## begin Supplied entries

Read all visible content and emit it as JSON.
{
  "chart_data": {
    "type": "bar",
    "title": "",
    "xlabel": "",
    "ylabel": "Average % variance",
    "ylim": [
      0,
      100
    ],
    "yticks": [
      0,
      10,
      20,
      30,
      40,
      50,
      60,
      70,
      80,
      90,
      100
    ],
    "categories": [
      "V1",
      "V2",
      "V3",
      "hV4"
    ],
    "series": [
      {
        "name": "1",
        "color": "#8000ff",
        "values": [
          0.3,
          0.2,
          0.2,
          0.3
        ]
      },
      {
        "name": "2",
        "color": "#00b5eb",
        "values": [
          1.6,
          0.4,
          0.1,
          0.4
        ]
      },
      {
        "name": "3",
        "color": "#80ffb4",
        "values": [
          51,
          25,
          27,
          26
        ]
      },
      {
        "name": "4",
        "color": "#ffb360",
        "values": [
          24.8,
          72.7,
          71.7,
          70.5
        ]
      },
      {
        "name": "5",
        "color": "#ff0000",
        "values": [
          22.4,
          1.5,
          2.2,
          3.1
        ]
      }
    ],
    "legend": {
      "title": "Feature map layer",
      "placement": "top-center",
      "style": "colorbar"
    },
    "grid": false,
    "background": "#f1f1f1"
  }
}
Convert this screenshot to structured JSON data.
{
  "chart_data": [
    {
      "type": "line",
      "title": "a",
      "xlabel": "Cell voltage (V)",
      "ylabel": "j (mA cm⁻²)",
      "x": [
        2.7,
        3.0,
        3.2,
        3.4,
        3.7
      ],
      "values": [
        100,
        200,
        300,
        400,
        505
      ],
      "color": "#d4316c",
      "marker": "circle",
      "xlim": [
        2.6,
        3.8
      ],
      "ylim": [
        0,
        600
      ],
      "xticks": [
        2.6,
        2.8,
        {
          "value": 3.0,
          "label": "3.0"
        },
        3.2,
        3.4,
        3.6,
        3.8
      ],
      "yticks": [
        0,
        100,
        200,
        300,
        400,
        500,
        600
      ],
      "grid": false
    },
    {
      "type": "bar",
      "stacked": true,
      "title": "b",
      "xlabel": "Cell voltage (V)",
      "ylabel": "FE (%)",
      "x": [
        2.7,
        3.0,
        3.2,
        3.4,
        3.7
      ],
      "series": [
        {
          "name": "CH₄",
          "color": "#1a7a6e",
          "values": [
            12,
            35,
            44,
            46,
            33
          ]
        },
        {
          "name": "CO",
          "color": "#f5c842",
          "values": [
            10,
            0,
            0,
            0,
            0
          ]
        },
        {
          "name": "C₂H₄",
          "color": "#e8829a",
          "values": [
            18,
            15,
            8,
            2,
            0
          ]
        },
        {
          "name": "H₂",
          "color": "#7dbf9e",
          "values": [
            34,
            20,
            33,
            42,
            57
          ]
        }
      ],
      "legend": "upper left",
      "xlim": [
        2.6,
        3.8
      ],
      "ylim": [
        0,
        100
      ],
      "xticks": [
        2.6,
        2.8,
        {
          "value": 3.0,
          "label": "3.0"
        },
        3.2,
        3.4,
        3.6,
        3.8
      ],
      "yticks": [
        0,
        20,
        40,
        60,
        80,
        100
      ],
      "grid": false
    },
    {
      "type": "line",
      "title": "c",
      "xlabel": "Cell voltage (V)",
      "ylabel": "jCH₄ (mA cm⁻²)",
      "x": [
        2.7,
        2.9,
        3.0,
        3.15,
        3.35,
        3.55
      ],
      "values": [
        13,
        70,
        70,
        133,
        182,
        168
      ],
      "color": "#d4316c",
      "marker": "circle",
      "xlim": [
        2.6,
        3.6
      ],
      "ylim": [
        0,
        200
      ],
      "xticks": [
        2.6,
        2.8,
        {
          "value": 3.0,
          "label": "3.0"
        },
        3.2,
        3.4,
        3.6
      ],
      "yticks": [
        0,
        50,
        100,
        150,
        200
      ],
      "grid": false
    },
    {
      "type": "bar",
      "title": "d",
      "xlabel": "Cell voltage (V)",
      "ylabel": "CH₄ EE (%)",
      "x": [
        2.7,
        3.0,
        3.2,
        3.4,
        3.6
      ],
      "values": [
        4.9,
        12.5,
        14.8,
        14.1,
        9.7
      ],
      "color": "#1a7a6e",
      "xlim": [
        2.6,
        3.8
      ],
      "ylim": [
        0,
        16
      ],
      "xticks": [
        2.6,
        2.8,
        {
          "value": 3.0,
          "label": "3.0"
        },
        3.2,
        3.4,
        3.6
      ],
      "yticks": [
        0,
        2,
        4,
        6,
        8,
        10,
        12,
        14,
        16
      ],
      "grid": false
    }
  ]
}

## end Supplied entries

What is asked: Above are some records; extract every one of them exactly.

The response:
Read all visible content and emit it as JSON.
{
  "chart_data": {
    "type": "bar",
    "title": "",
    "xlabel": "",
    "ylabel": "Average % variance",
    "ylim": [
      0,
      100
    ],
    "yticks": [
      0,
      10,
      20,
      30,
      40,
      50,
      60,
      70,
      80,
      90,
      100
    ],
    "categories": [
      "V1",
      "V2",
      "V3",
      "hV4"
    ],
    "series": [
      {
        "name": "1",
        "color": "#8000ff",
        "values": [
          0.3,
          0.2,
          0.2,
          0.3
        ]
      },
      {
        "name": "2",
        "color": "#00b5eb",
        "values": [
          1.6,
          0.4,
          0.1,
          0.4
        ]
      },
      {
        "name": "3",
        "color": "#80ffb4",
        "values": [
          51,
          25,
          27,
          26
        ]
      },
      {
        "name": "4",
        "color": "#ffb360",
        "values": [
          24.8,
          72.7,
          71.7,
          70.5
        ]
      },
      {
        "name": "5",
        "color": "#ff0000",
        "values": [
          22.4,
          1.5,
          2.2,
          3.1
        ]
      }
    ],
    "legend": {
      "title": "Feature map layer",
      "placement": "top-center",
      "style": "colorbar"
    },
    "grid": false,
    "background": "#f1f1f1"
  }
}
Convert this screenshot to structured JSON data.
{
  "chart_data": [
    {
      "type": "line",
      "title": "a",
      "xlabel": "Cell voltage (V)",
      "ylabel": "j (mA cm⁻²)",
      "x": [
        2.7,
        3.0,
        3.2,
        3.4,
        3.7
      ],
      "values": [
        100,
        200,
        300,
        400,
        505
      ],
      "color": "#d4316c",
      "marker": "circle",
      "xlim": [
        2.6,
        3.8
      ],
      "ylim": [
        0,
        600
      ],
      "xticks": [
        2.6,
        2.8,
        {
          "value": 3.0,
          "label": "3.0"
        },
        3.2,
        3.4,
        3.6,
        3.8
      ],
      "yticks": [
        0,
        100,
        200,
        300,
        400,
        500,
        600
      ],
      "grid": false
    },
    {
      "type": "bar",
      "stacked": true,
      "title": "b",
      "xlabel": "Cell voltage (V)",
      "ylabel": "FE (%)",
      "x": [
        2.7,
        3.0,
        3.2,
        3.4,
        3.7
      ],
      "series": [
        {
          "name": "CH₄",
          "color": "#1a7a6e",
          "values": [
            12,
            35,
            44,
            46,
            33
          ]
        },
        {
          "name": "CO",
          "color": "#f5c842",
          "values": [
            10,
            0,
            0,
            0,
            0
          ]
        },
        {
          "name": "C₂H₄",
          "color": "#e8829a",
          "values": [
            18,
            15,
            8,
            2,
            0
          ]
        },
        {
          "name": "H₂",
          "color": "#7dbf9e",
          "values": [
            34,
            20,
            33,
            42,
            57
          ]
        }
      ],
      "legend": "upper left",
      "xlim": [
        2.6,
        3.8
      ],
      "ylim": [
        0,
        100
      ],
      "xticks": [
        2.6,
        2.8,
        {
          "value": 3.0,
          "label": "3.0"
        },
        3.2,
        3.4,
        3.6,
        3.8
      ],
      "yticks": [
        0,
        20,
        40,
        60,
        80,
        100
      ],
      "grid": false
    },
    {
      "type": "line",
      "title": "c",
      "xlabel": "Cell voltage (V)",
      "ylabel": "jCH₄ (mA cm⁻²)",
      "x": [
        2.7,
        2.9,
        3.0,
        3.15,
        3.35,
        3.55
      ],
      "values": [
        13,
        70,
        70,
        133,
        182,
        168
      ],
      "color": "#d4316c",
      "marker": "circle",
      "xlim": [
        2.6,
        3.6
      ],
      "ylim": [
        0,
        200
      ],
      "xticks": [
        2.6,
        2.8,
        {
          "value": 3.0,
          "label": "3.0"
        },
        3.2,
        3.4,
        3.6
      ],
      "yticks": [
        0,
        50,
        100,
        150,
        200
      ],
      "grid": false
    },
    {
      "type": "bar",
      "title": "d",
      "xlabel": "Cell voltage (V)",
      "ylabel": "CH₄ EE (%)",
      "x": [
        2.7,
        3.0,
        3.2,
        3.4,
        3.6
      ],
      "values": [
        4.9,
        12.5,
        14.8,
        14.1,
        9.7
      ],
      "color": "#1a7a6e",
      "xlim": [
        2.6,
        3.8
      ],
      "ylim": [
        0,
        16
      ],
      "xticks": [
        2.6,
        2.8,
        {
          "value": 3.0,
          "label": "3.0"
        },
        3.2,
        3.4,
        3.6
      ],
      "yticks": [
        0,
        2,
        4,
        6,
        8,
        10,
        12,
        14,
        16
      ],
      "grid": false
    }
  ]
}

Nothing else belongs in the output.